(Layout element annotations)
◆ ◆ ◆

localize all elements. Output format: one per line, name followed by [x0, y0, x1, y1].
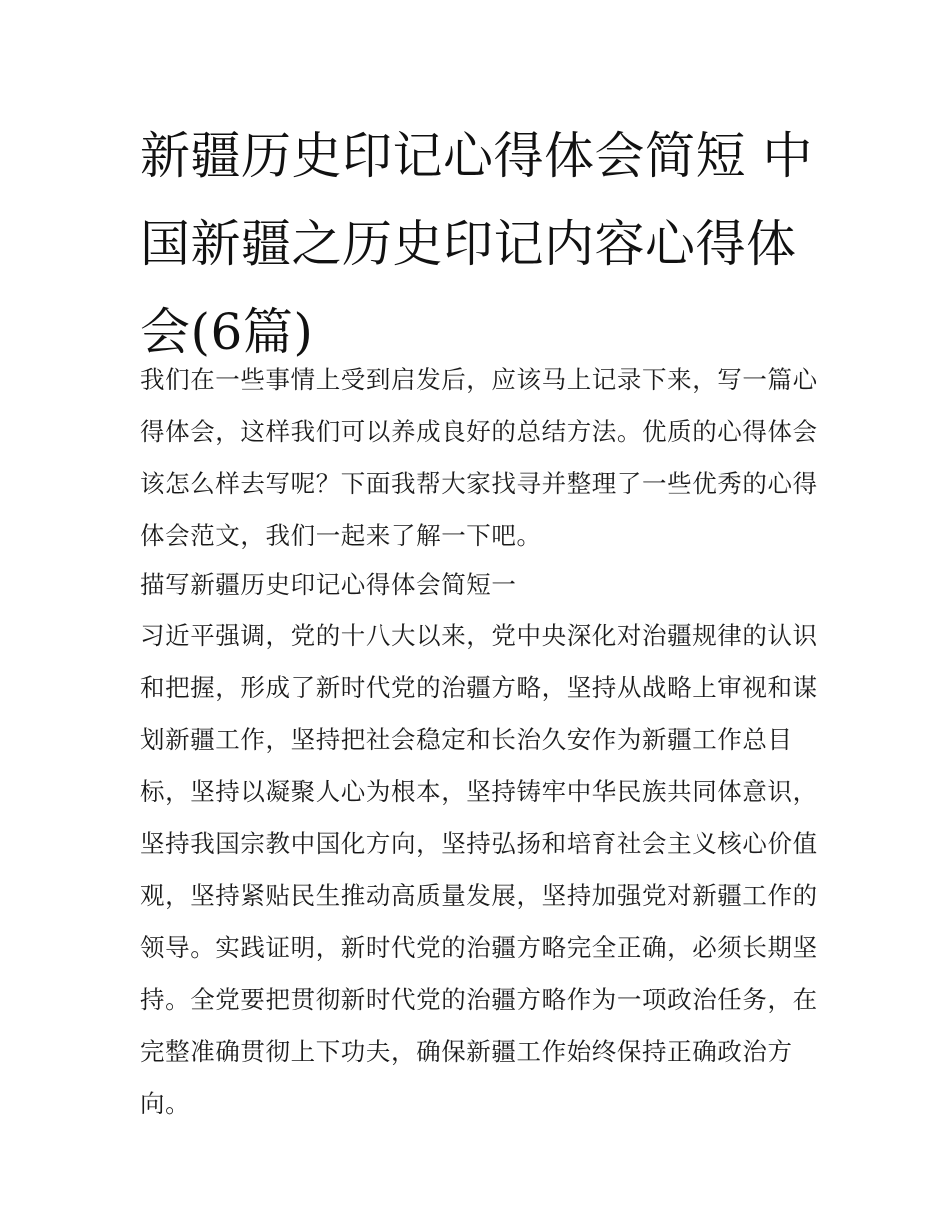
intro-paragraph: 我们在一些事情上受到启发后，应该马上记录下来，写一篇心得体会，这样我们可以养成良好的总结方法。优质的心得体会该怎么样去写呢？下面我帮大家找寻并整理了一些优秀的心得体会范文，我们一起来了解一下吧。: [140, 365, 818, 550]
section-paragraph: 习近平强调，党的十八大以来，党中央深化对治疆规律的认识和把握，形成了新时代党的治疆方略，坚持从战略上审视和谋划新疆工作，坚持把社会稳定和长治久安作为新疆工作总目标，坚持以凝聚人心为根本，坚持铸牢中华民族共同体意识，坚持我国宗教中国化方向，坚持弘扬和培育社会主义核心价值观，坚持紧贴民生推动高质量发展，坚持加强党对新疆工作的领导。实践证明，新时代党的治疆方略完全正确，必须长期坚持。全党要把贯彻新时代党的治疆方略作为一项政治任务，在完整准确贯彻上下功夫，确保新疆工作始终保持正确政治方向。: [140, 621, 818, 1118]
document-title: 新疆历史印记心得体会简短 中国新疆之历史印记内容心得体会(6篇): [140, 127, 813, 361]
section-heading: 描写新疆历史印记心得体会简短一: [140, 570, 517, 599]
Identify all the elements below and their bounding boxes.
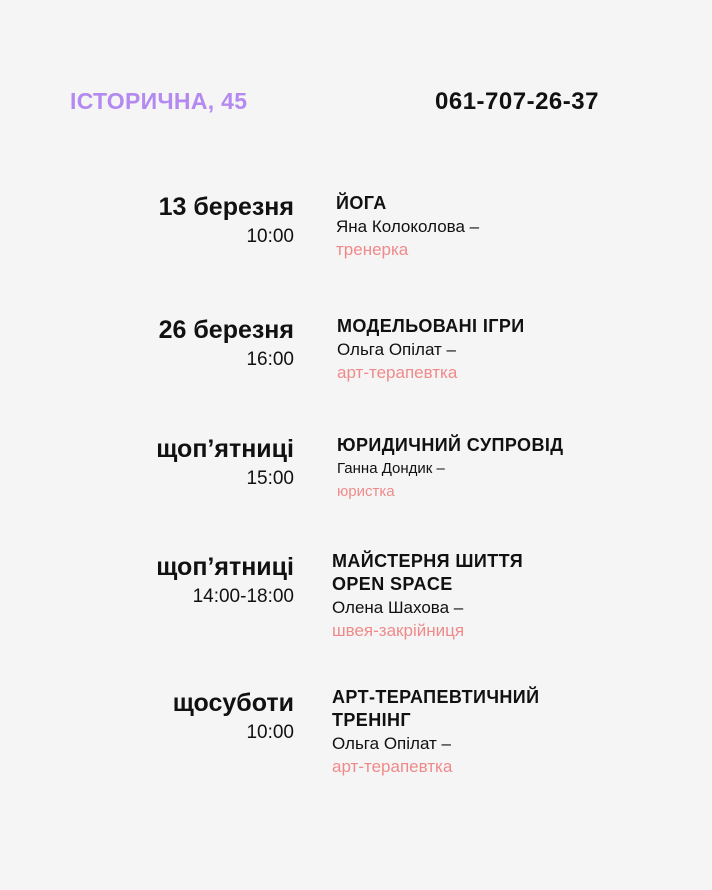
event-role: юристка [337,483,395,500]
event-person: Ольга Опілат – [332,734,451,753]
event-title: ЙОГА [336,193,387,213]
event-details [332,686,539,778]
event-title-line2: OPEN SPACE [332,574,453,594]
event-role: тренерка [336,240,409,259]
event-time: 10:00 [246,722,294,743]
event-role: арт-терапевтка [337,363,458,382]
event-date: 26 березня [158,316,294,344]
event-time: 14:00-18:00 [192,586,294,607]
event-role: швея-закрійниця [332,621,465,640]
event-date: 13 березня [158,193,294,221]
event-person: Ганна Дондик – [337,460,445,477]
event-date: щоп’ятниці [156,435,294,463]
event-title: МОДЕЛЬОВАНІ ІГРИ [337,316,525,336]
event-details [332,550,523,642]
event-title-line2: ТРЕНІНГ [332,710,412,730]
event-when [156,552,294,610]
event-time: 15:00 [246,468,294,489]
event-when [159,192,294,250]
event-when [159,315,294,373]
event-details [337,434,563,503]
event-person: Ольга Опілат – [337,340,456,359]
event-title: ЮРИДИЧНИЙ СУПРОВІД [337,435,564,455]
event-title-line1: АРТ-ТЕРАПЕВТИЧНИЙ [332,687,540,707]
event-details [337,315,525,384]
event-time: 10:00 [246,226,294,247]
event-date: щосуботи [172,689,294,717]
phone-number: 061-707-26-37 [435,88,599,115]
event-when [173,688,294,746]
event-title-line1: МАЙСТЕРНЯ ШИТТЯ [332,551,524,571]
address-heading: ІСТОРИЧНА, 45 [70,88,248,114]
event-person: Яна Колоколова – [336,217,480,236]
event-role: арт-терапевтка [332,757,453,776]
event-when [156,434,294,492]
event-details [336,192,479,261]
event-date: щоп’ятниці [156,553,294,581]
event-person: Олена Шахова – [332,598,464,617]
event-time: 16:00 [246,349,294,370]
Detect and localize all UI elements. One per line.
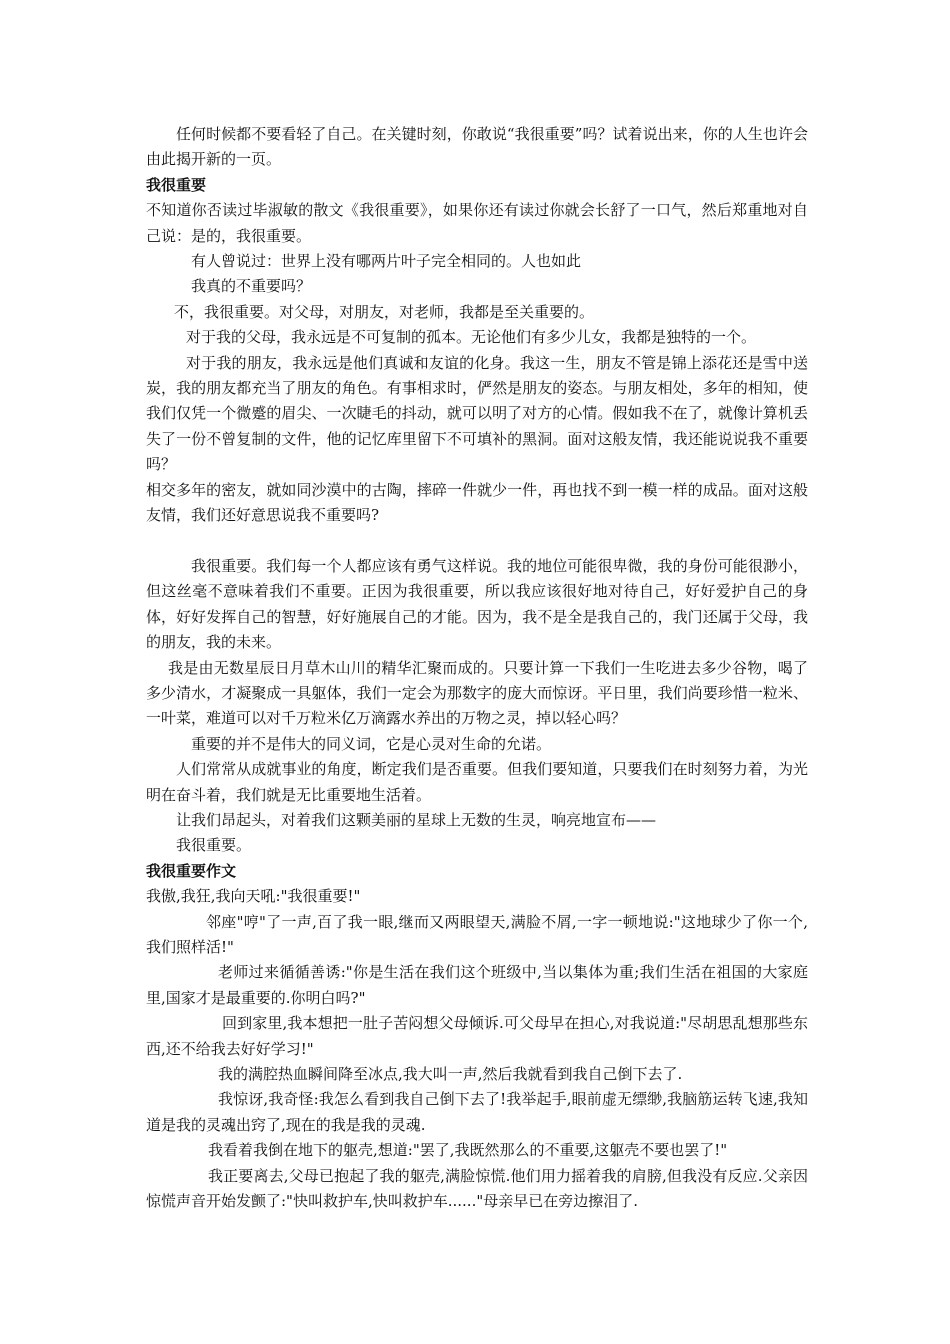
paragraph: 我正要离去,父母已抱起了我的躯壳,满脸惊慌.他们用力摇着我的肩膀,但我没有反应.父亲因惊慌声音开始发颤了:"快叫救护车,快叫救护车......"母亲早已在旁边擦泪了. <box>146 1166 808 1211</box>
paragraph: 我真的不重要吗？ <box>191 277 312 296</box>
document-page <box>146 122 808 1214</box>
paragraph: 重要的并不是伟大的同义词，它是心灵对生命的允诺。 <box>191 734 552 753</box>
paragraph: 我是由无数星辰日月草木山川的精华汇聚而成的。只要计算一下我们一生吃进去多少谷物，喝了多少清水，才凝聚成一具躯体，我们一定会为那数字的庞大而惊讶。平日里，我们尚要珍惜一粒米、一叶菜，难道可以对千万粒米亿万滴露水养出的万物之灵，掉以轻心吗？ <box>146 658 808 728</box>
section-heading-zuowen: 我很重要作文 <box>146 861 237 880</box>
section-heading-wo-hen-zhongyao: 我很重要 <box>146 175 207 194</box>
intro-paragraph: 任何时候都不要看轻了自己。在关键时刻，你敢说“我很重要”吗？试着说出来，你的人生也许会由此揭开新的一页。 <box>146 125 808 169</box>
paragraph: 不，我很重要。对父母，对朋友，对老师，我都是至关重要的。 <box>174 302 595 321</box>
paragraph: 回到家里,我本想把一肚子苦闷想父母倾诉.可父母早在担心,对我说道:"尽胡思乱想那些东西,还不给我去好好学习!" <box>146 1014 808 1058</box>
paragraph: 我看着我倒在地下的躯壳,想道:"罢了,我既然那么的不重要,这躯壳不要也罢了!" <box>208 1141 728 1160</box>
paragraph: 相交多年的密友，就如同沙漠中的古陶，摔碎一件就少一件，再也找不到一模一样的成品。面对这般友情，我们还好意思说我不重要吗? <box>146 480 808 525</box>
paragraph: 老师过来循循善诱:"你是生活在我们这个班级中,当以集体为重;我们生活在祖国的大家庭里,国家才是最重要的.你明白吗?" <box>146 963 808 1007</box>
paragraph: 我惊讶,我奇怪:我怎么看到我自己倒下去了!我举起手,眼前虚无缥缈,我脑筋运转飞速,我知道是我的灵魂出窍了,现在的我是我的灵魂. <box>146 1090 808 1134</box>
paragraph: 我傲,我狂,我向天吼:"我很重要!" <box>146 887 361 906</box>
paragraph: 对于我的父母，我永远是不可复制的孤本。无论他们有多少儿女，我都是独特的一个。 <box>186 328 757 347</box>
paragraph: 我很重要。我们每一个人都应该有勇气这样说。我的地位可能很卑微，我的身份可能很渺小，但这丝毫不意味着我们不重要。正因为我很重要，所以我应该很好地对待自己，好好爱护自己的身体，好好发挥自己的智慧，好好施展自己的才能。因为，我不是全是我自己的，我门还属于父母，我的朋友，我的未来。 <box>146 556 808 652</box>
paragraph: 邻座"哼"了一声,百了我一眼,继而又两眼望天,满脸不屑,一字一顿地说:"这地球少了你一个,我们照样活!" <box>146 912 808 956</box>
paragraph: 不知道你否读过毕淑敏的散文《我很重要》，如果你还有读过你就会长舒了一口气，然后郑重地对自己说：是的，我很重要。 <box>146 201 808 245</box>
blank-line <box>146 529 808 554</box>
paragraph: 对于我的朋友，我永远是他们真诚和友谊的化身。我这一生，朋友不管是锦上添花还是雪中送炭，我的朋友都充当了朋友的角色。有事相求时，俨然是朋友的姿态。与朋友相处，多年的相知，使我们仅凭一个微蹙的眉尖、一次睫毛的抖动，就可以明了对方的心情。假如我不在了，就像计算机丢失了一份不曾复制的文件，他的记忆库里留下不可填补的黑洞。面对这般友情，我还能说说我不重要吗？ <box>146 353 808 474</box>
paragraph: 我的满腔热血瞬间降至冰点,我大叫一声,然后我就看到我自己倒下去了. <box>218 1065 683 1084</box>
paragraph: 人们常常从成就事业的角度，断定我们是否重要。但我们要知道，只要我们在时刻努力着，为光明在奋斗着，我们就是无比重要地生活着。 <box>146 760 808 804</box>
paragraph: 让我们昂起头，对着我们这颗美丽的星球上无数的生灵，响亮地宣布—— <box>176 810 657 829</box>
paragraph: 有人曾说过：世界上没有哪两片叶子完全相同的。人也如此 <box>191 252 582 271</box>
paragraph: 我很重要。 <box>176 836 252 855</box>
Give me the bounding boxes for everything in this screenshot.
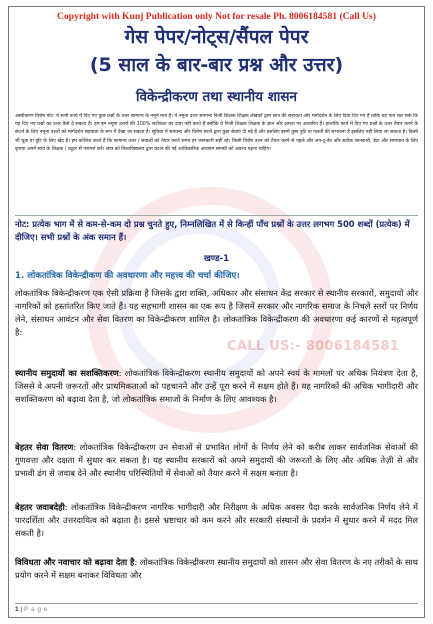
section-heading: खण्ड-1 xyxy=(203,254,230,264)
page-footer xyxy=(15,603,418,613)
instruction-note: नोट: प्रत्येक भाग में से कम-से-कम दो प्रश्न चुनते हुए, निम्नलिखित में से किन्हीं पाँच प्रश्नों के उत्तर लगभग 500 शब्दों (प्रत्येक) में दीजिए। सभी प्रश्नों के अंक समान हैं। xyxy=(15,215,418,244)
paragraph-lead: बेहतर जवाबदेही xyxy=(15,502,65,512)
topic-heading: विकेन्द्रीकरण तथा स्थानीय शासन xyxy=(136,89,297,105)
paragraph-text: लोकतांत्रिक विकेन्द्रीकरण एक ऐसी प्रक्रिया है जिसके द्वारा शक्ति, अधिकार और संसाधन केंद्र सरकार से स्थानीय सरकारों, समुदायों और नागरिकों को हस्तांतरित किए जाते हैं। यह सहभागी शासन का एक रूप है जिसमें सरकार और नागरिक समाज के निचले स्तरों पर निर्णय लेने, संसाधन आवंटन और सेवा वितरण का विकेन्द्रीकरण शामिल है। लोकतांत्रिक विकेन्द्रीकरण की अवधारणा कई कारणों से महत्वपूर्ण है: xyxy=(15,288,418,337)
paragraph-text: : लोकतांत्रिक विकेन्द्रीकरण स्थानीय समुदायों को शासन और सेवा वितरण के नए तरीकों के साथ प्रयोग करने में सक्षम बनाकर विविधता और xyxy=(15,557,418,580)
footer-separator: | xyxy=(18,606,24,613)
paragraph-lead: विविधता और नवाचार को बढ़ावा देता है xyxy=(15,557,135,567)
paragraph-accountability xyxy=(15,501,418,540)
paragraph-service xyxy=(15,441,418,480)
page-number: 1 xyxy=(15,606,19,613)
paragraph-text: : लोकतांत्रिक विकेन्द्रीकरण स्थानीय समुदायों को अपने स्वयं के मामलों पर अधिक नियंत्रण देता है, जिससे वे अपनी जरूरतों और प्राथमिकताओं को पहचानने और उन्हें पूरा करने में सक्षम होते हैं। यह नागरिकों की अधिक भागीदारी और सशक्तिकरण को बढ़ावा देता है, जो लोकतांत्रिक समाजों के निर्माण के लिए आवश्यक है। xyxy=(15,368,418,404)
page-label: P a g e xyxy=(23,606,48,613)
copyright-line: Copyright with Kunj Publication only Not for resale Ph. 8006184581 (Call Us) xyxy=(57,11,376,22)
page-title: गेस पेपर/नोट्स/सैंपल पेपर xyxy=(124,26,309,48)
document-page xyxy=(8,6,425,618)
watermark-text: CALL US:- 8006184581 xyxy=(227,339,400,354)
question-heading: 1. लोकतांत्रिक विकेन्द्रीकण की अवधारणा और महत्त्व की चर्चा कीजिए। xyxy=(15,271,240,281)
paragraph-lead: स्थानीय समुदायों का सशक्तिकरण xyxy=(15,368,119,378)
paragraph-text: : लोकतांत्रिक विकेन्द्रीकरण नागरिक भागीदारी और निरीक्षण के अधिक अवसर पैदा करके सार्वजनिक निर्णय लेने में पारदर्शिता और उत्तरदायित्व को बढ़ाता है। इससे भ्रष्टाचार को कम करने और सरकारी संस्थानों के प्रदर्शन में सुधार करने में मदद मिल सकती है। xyxy=(15,502,418,538)
disclaimer-text: अस्वीकरण विशेष नोट: ये सभी कार्य में दिए गए कुछ प्रश्नों के उत्तर सामान्य के नमूने मात्र हैं। ये नमूना उत्तर सामान्य निजी शिक्षक शिक्षक लेखकों द्वारा छात्र की सहायता और मार्गदर्शन के लिए दिया दिए गए हैं ताकि यह पता चल सके कि यह दिए गए प्रश्नों का उत्तर कैसे दे सकता है। हम इन नमूना उत्तरों की 100% सटीकता का दावा नहीं करते हैं क्योंकि ये निजी शिक्षक शिक्षक के ज्ञान और क्षमता पर आधारित हैं। हालांकि कार्य में दिए गए प्रश्नों के उत्तर तैयार करने के संदर्भ के लिए नमूना उत्तरों को मार्गदर्शन सहायता के रूप में देखा जा सकता है। सुविधा में सामान्य और विशेष छात्रों द्वारा कुछ सेवाएं दी गई हैं और इसलिए इसमें कुछ त्रुटि या गलती की संभावना है इसलिए नहीं लिया जा सकता है। किसी भी चूक या त्रुटि के लिए खेद है। हम कोशिश करते हैं कि सामान्य उत्तर / सवालों को तैयार करते समय हर जानकारी सही रहे। किसी विशेष उत्तर को तैयार करने से पहले और अप-टू-डेट और सटीक जानकारी, डेटा और समाधान के लिए कृपया अपने स्वयं के शिक्षक / ट्यूटर से परामर्श करें। छात्र को विश्वविद्यालय द्वारा प्रदान की गई आधिकारिक अध्ययन सामग्री को अवश्य पढ़ना चाहिए। xyxy=(15,114,418,152)
paragraph-lead: बेहतर सेवा वितरण xyxy=(15,442,74,452)
paragraph-intro xyxy=(15,287,418,339)
paragraph-diversity xyxy=(15,556,418,582)
paragraph-text: : लोकतांत्रिक विकेन्द्रीकरण उन सेवाओं से प्रभावित लोगों के निर्णय लेने को करीब लाकर सार्वजनिक सेवाओं की गुणवत्ता और दक्षता में सुधार कर सकता है। यह स्थानीय सरकारों को अपने समुदायों की जरूरतों के लिए और अधिक तेज़ी से और प्रभावी ढंग से जवाब देने और स्थानीय परिस्थितियों में सेवाओं को तैयार करने में सक्षम बनाता है। xyxy=(15,442,418,478)
page-subtitle: (5 साल के बार-बार प्रश्न और उत्तर) xyxy=(89,54,344,76)
paragraph-empowerment xyxy=(15,367,418,406)
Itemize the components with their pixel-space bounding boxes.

◆ ◆ ◆

● SET EXERCISE
Count the lines in the data above that contain the string "Опілат" and reply with the number alone.

● RESULT FOR THIS EXERCISE
2